Texto:

- Será a engrenagem política o problema estrutural?
- Até que ponto permitiria a Classe dirigente o país ter crescimento sem automaticamente contrair novas dívidas sem prestar contas a ninguém?
- Em que mãos põem, a população dos países em dificuldades, o seu dinheiro? Que qualidades se reconhecem nesses homens ou mulheres?
- Existirá algum escândalo capaz de derrubar um político?
- Quanto tempo conseguirá o Ministro das Finanças reter os 16 mil milhões? Que Deus o guarde pois no nosso caso nunca tantos dependem tanto de um, temos milhares de jovens e crianças nas suas mãos.
- Fora as previsões astrológicas, que o gabinete de marketing do governo o obriga a fazer, a sua postura mostra atitudes corretas. O Ministro da economia já sorria com a gestão deste fundo como forma de fazer um grande brilharete. Não estamos em tempo de brilharetes nem acredito em super homens. A situação atual resume-se a dois ministérios, o da economia e o da agricultura (não vale a pena falar da industria pois não?). É necessário tirar a venda a retalho dos bens essenciais aos hipermercados.
Esta é uma medida estrutural pois possibilitará relançar as atividades inseridas no atual ministério. Não é chocante pois já engordaram anos suficientes (1º Ministro Aníbal). O problema da quebra de receitas da venda sem impostos compete aos serviços fiscalizar que naturalmente têm que ser reforçados (tal como às condições sanitárias).

Extratos de dados:
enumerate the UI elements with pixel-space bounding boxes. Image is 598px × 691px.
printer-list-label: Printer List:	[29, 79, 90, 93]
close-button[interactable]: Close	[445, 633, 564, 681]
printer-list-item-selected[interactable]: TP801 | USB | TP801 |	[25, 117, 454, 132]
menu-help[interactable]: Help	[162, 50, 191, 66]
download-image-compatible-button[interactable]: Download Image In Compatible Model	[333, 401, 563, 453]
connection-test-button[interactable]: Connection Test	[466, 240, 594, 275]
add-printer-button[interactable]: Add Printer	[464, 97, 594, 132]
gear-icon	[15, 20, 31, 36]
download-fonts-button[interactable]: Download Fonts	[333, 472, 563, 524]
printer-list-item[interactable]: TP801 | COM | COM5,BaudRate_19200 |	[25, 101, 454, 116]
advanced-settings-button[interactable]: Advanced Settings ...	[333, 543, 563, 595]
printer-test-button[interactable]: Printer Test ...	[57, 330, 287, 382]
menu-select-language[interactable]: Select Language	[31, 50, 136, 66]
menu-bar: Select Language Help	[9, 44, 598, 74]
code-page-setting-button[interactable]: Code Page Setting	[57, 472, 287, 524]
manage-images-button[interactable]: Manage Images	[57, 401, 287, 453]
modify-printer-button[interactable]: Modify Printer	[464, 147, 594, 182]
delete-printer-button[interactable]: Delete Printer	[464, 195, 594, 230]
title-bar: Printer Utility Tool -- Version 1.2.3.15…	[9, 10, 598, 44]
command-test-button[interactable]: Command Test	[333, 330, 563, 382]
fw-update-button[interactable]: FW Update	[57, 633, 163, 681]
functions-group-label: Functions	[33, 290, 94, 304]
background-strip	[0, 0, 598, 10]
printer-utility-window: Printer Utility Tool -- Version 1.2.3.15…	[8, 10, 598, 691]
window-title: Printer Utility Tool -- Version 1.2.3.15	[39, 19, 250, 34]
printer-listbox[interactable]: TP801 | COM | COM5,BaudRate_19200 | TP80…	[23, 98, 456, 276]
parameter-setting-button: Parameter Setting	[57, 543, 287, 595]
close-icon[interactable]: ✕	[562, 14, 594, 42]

Tarefas a realizar:
a) No texto sobre a política e a economia do país, a que dois ministérios se resume a situação atual?
b) Prolonga o texto sobre a política e a economia do país a partir do ponto em que termina.

Resultados por tarefa:
a) Ao da economia e ao da agricultura.

b)
Ao distribuir esses lucros, tirados à aquisição de bens de necessidade essenciais, aos hipermercados serão distribuídos pela população mediante o desempenho de cada um.
O Sr. Rajoy pode tomar essa atitude.
O Sr. Krugman não compareceu com economista.
A sublevação do povo húngaro foi na realidade vergonhosa e aconteceu nos tempos modernos tal como a invasão do Iraque partindo de uma mentira (alienar o seu património para pagar despesas de guerra) e no presente assédio ao Irão com os mesmos métodos e propósitos. O Irão está a ser oprimido por esses países que se consideram vingadores, não pelo receio deste arrasar uma cidade mas sim pelo impedimento do mesmo poder ser invadido utilizando o mesmo método. É claro que foi dado um tempo útil ao presidente Sírio para resolver os seus “problemas” notório pelo ataque de desespero no penúltimo dia.
a Sra. Merkel e a Troika são um bode expiatório.